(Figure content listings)

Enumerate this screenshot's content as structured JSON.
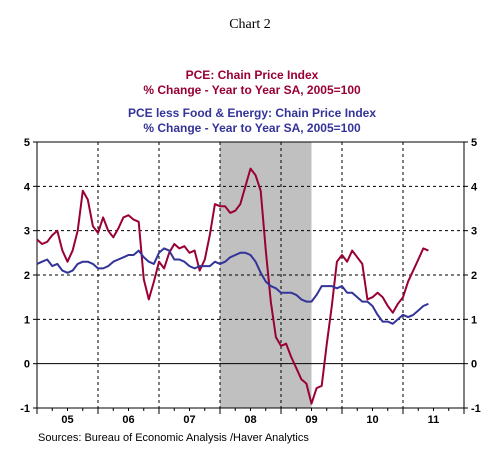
{
  "chart_data": {
    "type": "line",
    "title": "Chart 2",
    "legend": [
      {
        "line1": "PCE: Chain Price Index",
        "line2": "% Change - Year to Year   SA, 2005=100",
        "color": "#990033"
      },
      {
        "line1": "PCE less Food & Energy: Chain Price Index",
        "line2": "% Change - Year to Year   SA, 2005=100",
        "color": "#333399"
      }
    ],
    "x_ticks": [
      "05",
      "06",
      "07",
      "08",
      "09",
      "10",
      "11"
    ],
    "x_range": [
      2005.0,
      2012.0
    ],
    "ylim": [
      -1,
      5
    ],
    "y_ticks": [
      "-1",
      "0",
      "1",
      "2",
      "3",
      "4",
      "5"
    ],
    "recession_band": [
      2008.0,
      2009.5
    ],
    "grid": "dashed, both axes",
    "source": "Sources:  Bureau of Economic Analysis /Haver Analytics",
    "series": [
      {
        "name": "PCE: Chain Price Index",
        "color": "#990033",
        "x": [
          2005.0,
          2005.083,
          2005.167,
          2005.25,
          2005.333,
          2005.417,
          2005.5,
          2005.583,
          2005.667,
          2005.75,
          2005.833,
          2005.917,
          2006.0,
          2006.083,
          2006.167,
          2006.25,
          2006.333,
          2006.417,
          2006.5,
          2006.583,
          2006.667,
          2006.75,
          2006.833,
          2006.917,
          2007.0,
          2007.083,
          2007.167,
          2007.25,
          2007.333,
          2007.417,
          2007.5,
          2007.583,
          2007.667,
          2007.75,
          2007.833,
          2007.917,
          2008.0,
          2008.083,
          2008.167,
          2008.25,
          2008.333,
          2008.417,
          2008.5,
          2008.583,
          2008.667,
          2008.75,
          2008.833,
          2008.917,
          2009.0,
          2009.083,
          2009.167,
          2009.25,
          2009.333,
          2009.417,
          2009.5,
          2009.583,
          2009.667,
          2009.75,
          2009.833,
          2009.917,
          2010.0,
          2010.083,
          2010.167,
          2010.25,
          2010.333,
          2010.417,
          2010.5,
          2010.583,
          2010.667,
          2010.75,
          2010.833,
          2010.917,
          2011.0,
          2011.083,
          2011.167,
          2011.25,
          2011.333,
          2011.417
        ],
        "values": [
          2.8,
          2.7,
          2.75,
          2.9,
          3.0,
          2.55,
          2.3,
          2.55,
          3.0,
          3.9,
          3.7,
          3.1,
          2.95,
          3.3,
          3.0,
          2.85,
          3.05,
          3.3,
          3.35,
          3.25,
          3.2,
          1.9,
          1.45,
          1.85,
          2.3,
          2.15,
          2.5,
          2.7,
          2.6,
          2.65,
          2.5,
          2.55,
          2.1,
          2.35,
          2.9,
          3.6,
          3.55,
          3.55,
          3.4,
          3.45,
          3.6,
          4.0,
          4.4,
          4.25,
          3.9,
          2.55,
          1.4,
          0.6,
          0.4,
          0.45,
          0.15,
          -0.1,
          -0.35,
          -0.45,
          -0.9,
          -0.55,
          -0.5,
          0.45,
          1.3,
          2.3,
          2.45,
          2.3,
          2.55,
          2.4,
          2.25,
          1.45,
          1.5,
          1.6,
          1.5,
          1.3,
          1.15,
          1.35,
          1.5,
          1.85,
          2.1,
          2.35,
          2.6,
          2.55
        ]
      },
      {
        "name": "PCE less Food & Energy: Chain Price Index",
        "color": "#333399",
        "x": [
          2005.0,
          2005.083,
          2005.167,
          2005.25,
          2005.333,
          2005.417,
          2005.5,
          2005.583,
          2005.667,
          2005.75,
          2005.833,
          2005.917,
          2006.0,
          2006.083,
          2006.167,
          2006.25,
          2006.333,
          2006.417,
          2006.5,
          2006.583,
          2006.667,
          2006.75,
          2006.833,
          2006.917,
          2007.0,
          2007.083,
          2007.167,
          2007.25,
          2007.333,
          2007.417,
          2007.5,
          2007.583,
          2007.667,
          2007.75,
          2007.833,
          2007.917,
          2008.0,
          2008.083,
          2008.167,
          2008.25,
          2008.333,
          2008.417,
          2008.5,
          2008.583,
          2008.667,
          2008.75,
          2008.833,
          2008.917,
          2009.0,
          2009.083,
          2009.167,
          2009.25,
          2009.333,
          2009.417,
          2009.5,
          2009.583,
          2009.667,
          2009.75,
          2009.833,
          2009.917,
          2010.0,
          2010.083,
          2010.167,
          2010.25,
          2010.333,
          2010.417,
          2010.5,
          2010.583,
          2010.667,
          2010.75,
          2010.833,
          2010.917,
          2011.0,
          2011.083,
          2011.167,
          2011.25,
          2011.333,
          2011.417
        ],
        "values": [
          2.25,
          2.3,
          2.35,
          2.2,
          2.25,
          2.1,
          2.05,
          2.1,
          2.25,
          2.3,
          2.3,
          2.25,
          2.15,
          2.15,
          2.2,
          2.3,
          2.35,
          2.4,
          2.45,
          2.45,
          2.55,
          2.4,
          2.3,
          2.25,
          2.5,
          2.6,
          2.55,
          2.35,
          2.35,
          2.3,
          2.2,
          2.15,
          2.2,
          2.2,
          2.2,
          2.3,
          2.25,
          2.3,
          2.4,
          2.45,
          2.5,
          2.5,
          2.45,
          2.3,
          2.05,
          1.85,
          1.75,
          1.7,
          1.6,
          1.6,
          1.6,
          1.55,
          1.45,
          1.4,
          1.4,
          1.55,
          1.75,
          1.75,
          1.75,
          1.7,
          1.75,
          1.6,
          1.6,
          1.5,
          1.4,
          1.4,
          1.3,
          1.1,
          0.95,
          0.95,
          0.9,
          1.0,
          1.1,
          1.05,
          1.1,
          1.2,
          1.3,
          1.35
        ]
      }
    ]
  }
}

Task description: Within the listing above, copy each line that has the string "Food".

Task result:
        "line1": "PCE less Food & Energy: Chain Price Index",
        "name": "PCE less Food & Energy: Chain Price Index",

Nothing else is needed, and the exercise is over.